▶ _练习内容_
找出下列数据中含有字符串“section”的每一行，并将这些行原样抄写出来。匹配时须区分大小写。

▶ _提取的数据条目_
# # # # #
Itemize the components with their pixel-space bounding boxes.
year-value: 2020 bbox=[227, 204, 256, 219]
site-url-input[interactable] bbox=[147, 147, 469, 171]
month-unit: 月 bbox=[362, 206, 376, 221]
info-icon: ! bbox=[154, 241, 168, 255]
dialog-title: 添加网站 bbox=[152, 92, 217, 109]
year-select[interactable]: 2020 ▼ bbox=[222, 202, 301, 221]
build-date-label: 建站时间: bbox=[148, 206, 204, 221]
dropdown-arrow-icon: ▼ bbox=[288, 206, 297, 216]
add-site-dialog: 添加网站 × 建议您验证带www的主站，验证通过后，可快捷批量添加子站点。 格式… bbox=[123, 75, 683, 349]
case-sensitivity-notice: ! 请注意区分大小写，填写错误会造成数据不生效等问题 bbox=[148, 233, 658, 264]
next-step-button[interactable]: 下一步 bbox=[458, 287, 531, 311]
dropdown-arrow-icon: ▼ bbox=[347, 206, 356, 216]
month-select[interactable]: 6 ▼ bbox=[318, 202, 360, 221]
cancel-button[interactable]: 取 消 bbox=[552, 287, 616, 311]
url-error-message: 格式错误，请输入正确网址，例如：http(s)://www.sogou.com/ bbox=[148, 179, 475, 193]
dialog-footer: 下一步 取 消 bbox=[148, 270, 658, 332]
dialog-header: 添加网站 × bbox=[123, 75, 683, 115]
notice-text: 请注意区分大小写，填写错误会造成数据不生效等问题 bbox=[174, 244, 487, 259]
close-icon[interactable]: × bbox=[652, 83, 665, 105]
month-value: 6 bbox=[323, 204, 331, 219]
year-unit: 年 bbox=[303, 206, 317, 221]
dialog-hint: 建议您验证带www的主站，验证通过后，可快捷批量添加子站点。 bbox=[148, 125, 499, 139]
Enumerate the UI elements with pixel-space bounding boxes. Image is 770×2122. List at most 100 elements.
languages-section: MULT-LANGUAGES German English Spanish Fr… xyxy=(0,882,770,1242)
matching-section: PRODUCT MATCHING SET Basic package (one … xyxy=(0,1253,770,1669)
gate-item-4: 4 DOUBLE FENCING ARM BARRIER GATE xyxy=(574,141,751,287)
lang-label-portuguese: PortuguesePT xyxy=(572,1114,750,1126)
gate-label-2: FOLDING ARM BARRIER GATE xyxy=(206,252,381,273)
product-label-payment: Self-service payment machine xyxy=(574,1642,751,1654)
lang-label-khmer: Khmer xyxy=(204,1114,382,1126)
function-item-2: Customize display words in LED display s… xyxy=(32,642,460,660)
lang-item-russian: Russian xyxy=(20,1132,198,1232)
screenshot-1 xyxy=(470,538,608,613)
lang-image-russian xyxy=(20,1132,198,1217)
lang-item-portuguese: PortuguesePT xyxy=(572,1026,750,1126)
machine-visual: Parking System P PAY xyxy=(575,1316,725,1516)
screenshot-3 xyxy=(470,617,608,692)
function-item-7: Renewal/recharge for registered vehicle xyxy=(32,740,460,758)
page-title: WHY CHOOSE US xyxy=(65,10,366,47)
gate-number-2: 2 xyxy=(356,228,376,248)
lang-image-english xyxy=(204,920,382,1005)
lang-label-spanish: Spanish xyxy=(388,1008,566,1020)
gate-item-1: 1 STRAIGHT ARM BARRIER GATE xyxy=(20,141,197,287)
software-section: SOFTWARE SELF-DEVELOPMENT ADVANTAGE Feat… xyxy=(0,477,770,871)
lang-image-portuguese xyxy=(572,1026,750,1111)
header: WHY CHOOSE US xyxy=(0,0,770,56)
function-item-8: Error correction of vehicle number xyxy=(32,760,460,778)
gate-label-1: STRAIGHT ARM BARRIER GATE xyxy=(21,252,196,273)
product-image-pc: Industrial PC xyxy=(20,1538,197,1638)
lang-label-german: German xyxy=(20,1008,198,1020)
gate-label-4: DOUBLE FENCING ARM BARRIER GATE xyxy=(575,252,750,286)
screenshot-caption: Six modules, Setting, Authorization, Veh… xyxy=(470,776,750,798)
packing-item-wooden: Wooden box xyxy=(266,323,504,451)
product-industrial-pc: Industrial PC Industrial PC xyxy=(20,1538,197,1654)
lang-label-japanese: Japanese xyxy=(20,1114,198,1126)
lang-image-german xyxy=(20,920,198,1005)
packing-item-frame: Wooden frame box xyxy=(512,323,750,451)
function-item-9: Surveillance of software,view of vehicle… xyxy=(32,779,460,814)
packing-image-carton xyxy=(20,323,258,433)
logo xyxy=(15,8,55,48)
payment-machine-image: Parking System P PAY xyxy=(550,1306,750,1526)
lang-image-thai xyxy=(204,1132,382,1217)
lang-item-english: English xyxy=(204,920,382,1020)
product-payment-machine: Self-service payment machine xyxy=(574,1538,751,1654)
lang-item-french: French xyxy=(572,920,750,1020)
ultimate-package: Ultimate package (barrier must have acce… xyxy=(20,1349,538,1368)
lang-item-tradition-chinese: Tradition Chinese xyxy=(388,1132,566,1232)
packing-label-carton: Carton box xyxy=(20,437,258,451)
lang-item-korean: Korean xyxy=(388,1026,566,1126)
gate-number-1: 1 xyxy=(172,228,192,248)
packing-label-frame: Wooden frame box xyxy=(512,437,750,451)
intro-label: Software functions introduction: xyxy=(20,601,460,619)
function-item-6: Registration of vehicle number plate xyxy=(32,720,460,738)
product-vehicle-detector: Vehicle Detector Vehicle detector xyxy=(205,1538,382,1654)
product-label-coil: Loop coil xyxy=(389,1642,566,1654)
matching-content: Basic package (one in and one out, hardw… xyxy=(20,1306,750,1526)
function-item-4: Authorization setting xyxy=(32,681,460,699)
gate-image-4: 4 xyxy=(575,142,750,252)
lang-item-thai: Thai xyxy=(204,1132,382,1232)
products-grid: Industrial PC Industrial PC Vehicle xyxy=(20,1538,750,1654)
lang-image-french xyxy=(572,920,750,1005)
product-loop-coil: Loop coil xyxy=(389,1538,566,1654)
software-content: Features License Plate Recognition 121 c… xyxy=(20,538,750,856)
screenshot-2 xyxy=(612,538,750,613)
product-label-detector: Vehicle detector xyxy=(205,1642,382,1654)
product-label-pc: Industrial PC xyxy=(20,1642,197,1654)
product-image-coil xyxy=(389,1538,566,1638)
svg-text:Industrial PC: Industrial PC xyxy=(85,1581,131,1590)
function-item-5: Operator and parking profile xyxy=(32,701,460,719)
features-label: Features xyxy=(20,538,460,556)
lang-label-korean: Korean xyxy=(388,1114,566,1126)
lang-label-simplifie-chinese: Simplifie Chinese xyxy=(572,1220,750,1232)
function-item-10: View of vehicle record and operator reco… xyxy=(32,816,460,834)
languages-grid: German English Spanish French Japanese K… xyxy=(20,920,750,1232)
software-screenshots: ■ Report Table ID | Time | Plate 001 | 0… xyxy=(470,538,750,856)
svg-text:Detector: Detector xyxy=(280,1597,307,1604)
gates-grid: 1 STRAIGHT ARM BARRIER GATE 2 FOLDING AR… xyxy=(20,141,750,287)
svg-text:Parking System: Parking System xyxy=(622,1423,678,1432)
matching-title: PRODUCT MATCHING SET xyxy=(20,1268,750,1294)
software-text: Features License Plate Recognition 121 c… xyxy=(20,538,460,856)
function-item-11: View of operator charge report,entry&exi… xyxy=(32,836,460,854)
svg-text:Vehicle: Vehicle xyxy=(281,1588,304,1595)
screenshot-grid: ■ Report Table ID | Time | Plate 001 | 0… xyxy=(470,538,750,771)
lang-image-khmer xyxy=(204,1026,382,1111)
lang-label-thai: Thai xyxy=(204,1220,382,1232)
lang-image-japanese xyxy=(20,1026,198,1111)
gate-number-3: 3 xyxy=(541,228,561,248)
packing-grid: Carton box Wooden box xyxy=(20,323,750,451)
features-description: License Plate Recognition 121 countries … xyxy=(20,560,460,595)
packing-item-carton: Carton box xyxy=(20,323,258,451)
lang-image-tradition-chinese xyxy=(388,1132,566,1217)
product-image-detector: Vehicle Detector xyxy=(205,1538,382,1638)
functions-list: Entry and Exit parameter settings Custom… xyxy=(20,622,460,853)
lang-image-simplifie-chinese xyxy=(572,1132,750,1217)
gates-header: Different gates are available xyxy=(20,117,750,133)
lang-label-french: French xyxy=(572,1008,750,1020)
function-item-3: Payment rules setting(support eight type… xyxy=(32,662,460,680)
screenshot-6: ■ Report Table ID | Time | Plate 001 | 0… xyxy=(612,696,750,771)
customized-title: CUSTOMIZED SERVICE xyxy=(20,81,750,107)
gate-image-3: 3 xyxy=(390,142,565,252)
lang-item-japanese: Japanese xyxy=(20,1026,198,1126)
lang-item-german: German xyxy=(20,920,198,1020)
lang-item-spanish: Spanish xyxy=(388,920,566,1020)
# # # # #
▶ _练习解答_
languages-section: MULT-LANGUAGES German English Spanish Fr… xyxy=(0,882,770,1242)
matching-section: PRODUCT MATCHING SET Basic package (one … xyxy=(0,1253,770,1669)
software-section: SOFTWARE SELF-DEVELOPMENT ADVANTAGE Feat… xyxy=(0,477,770,871)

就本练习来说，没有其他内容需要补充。